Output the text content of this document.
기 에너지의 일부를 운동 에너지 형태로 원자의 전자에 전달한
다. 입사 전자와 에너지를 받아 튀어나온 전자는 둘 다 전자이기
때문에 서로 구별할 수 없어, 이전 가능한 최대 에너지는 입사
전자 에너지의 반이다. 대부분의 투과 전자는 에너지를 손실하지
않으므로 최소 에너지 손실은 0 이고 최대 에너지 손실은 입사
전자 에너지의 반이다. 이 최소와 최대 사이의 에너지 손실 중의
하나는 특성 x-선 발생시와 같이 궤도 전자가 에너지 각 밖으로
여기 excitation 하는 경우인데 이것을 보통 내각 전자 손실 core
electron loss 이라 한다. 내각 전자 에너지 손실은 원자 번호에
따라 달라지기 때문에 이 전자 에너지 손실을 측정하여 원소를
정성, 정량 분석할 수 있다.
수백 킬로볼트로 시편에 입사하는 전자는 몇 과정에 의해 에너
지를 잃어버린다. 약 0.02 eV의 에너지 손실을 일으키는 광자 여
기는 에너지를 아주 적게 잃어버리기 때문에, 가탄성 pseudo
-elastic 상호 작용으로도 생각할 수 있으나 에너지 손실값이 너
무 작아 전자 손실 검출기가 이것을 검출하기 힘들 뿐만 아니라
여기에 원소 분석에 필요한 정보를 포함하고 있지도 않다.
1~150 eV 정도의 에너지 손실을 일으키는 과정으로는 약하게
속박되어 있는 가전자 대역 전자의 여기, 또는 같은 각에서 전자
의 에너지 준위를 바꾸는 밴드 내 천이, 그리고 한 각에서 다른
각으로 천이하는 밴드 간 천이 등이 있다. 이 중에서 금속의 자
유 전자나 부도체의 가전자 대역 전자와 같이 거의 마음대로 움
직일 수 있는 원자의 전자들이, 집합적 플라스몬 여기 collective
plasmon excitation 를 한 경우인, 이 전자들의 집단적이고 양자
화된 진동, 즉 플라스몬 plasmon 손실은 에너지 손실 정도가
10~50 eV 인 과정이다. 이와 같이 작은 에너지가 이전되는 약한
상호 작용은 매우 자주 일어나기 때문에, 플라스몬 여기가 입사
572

WRITTEN TASK: Identify each line in the entries with the word "plasmon" and copy it.

WORKED ANSWER:
plasmon excitation 를 한 경우인, 이 전자들의 집단적이고 양자
화된 진동, 즉 플라스몬 plasmon 손실은 에너지 손실 정도가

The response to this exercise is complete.